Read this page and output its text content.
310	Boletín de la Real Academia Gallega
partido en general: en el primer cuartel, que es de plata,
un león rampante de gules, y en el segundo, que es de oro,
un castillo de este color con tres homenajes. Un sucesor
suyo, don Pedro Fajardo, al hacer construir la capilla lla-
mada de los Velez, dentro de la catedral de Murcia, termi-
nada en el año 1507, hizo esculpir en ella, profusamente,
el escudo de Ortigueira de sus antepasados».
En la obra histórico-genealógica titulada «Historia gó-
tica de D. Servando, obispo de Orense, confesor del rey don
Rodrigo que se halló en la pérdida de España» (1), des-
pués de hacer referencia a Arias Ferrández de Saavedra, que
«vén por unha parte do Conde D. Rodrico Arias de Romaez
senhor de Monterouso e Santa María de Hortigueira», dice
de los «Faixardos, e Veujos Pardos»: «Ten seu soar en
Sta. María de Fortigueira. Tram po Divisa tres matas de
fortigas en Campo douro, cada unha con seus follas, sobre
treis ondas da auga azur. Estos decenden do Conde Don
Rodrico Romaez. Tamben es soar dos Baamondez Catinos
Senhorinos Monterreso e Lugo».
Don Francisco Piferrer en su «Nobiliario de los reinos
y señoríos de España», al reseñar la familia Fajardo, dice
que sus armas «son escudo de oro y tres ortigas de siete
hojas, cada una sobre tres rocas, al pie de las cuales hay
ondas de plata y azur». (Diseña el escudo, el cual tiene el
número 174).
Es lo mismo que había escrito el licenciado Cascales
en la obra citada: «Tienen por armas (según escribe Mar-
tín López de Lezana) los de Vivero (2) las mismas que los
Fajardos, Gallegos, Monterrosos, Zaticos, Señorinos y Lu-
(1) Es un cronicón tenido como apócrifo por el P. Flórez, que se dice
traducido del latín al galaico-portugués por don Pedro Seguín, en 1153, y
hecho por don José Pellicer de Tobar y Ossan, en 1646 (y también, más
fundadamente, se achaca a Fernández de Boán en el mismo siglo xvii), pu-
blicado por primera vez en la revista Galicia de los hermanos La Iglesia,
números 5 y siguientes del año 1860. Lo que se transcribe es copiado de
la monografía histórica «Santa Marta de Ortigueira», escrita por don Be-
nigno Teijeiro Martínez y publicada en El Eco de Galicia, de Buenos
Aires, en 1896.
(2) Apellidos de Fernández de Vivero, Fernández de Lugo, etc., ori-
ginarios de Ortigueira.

--------------------------------------------------

Copy down every line of the material above that includes the string "Conde".

«vén por unha parte do Conde D. Rodrico Arias de Romaez
treis ondas da auga azur. Estos decenden do Conde Don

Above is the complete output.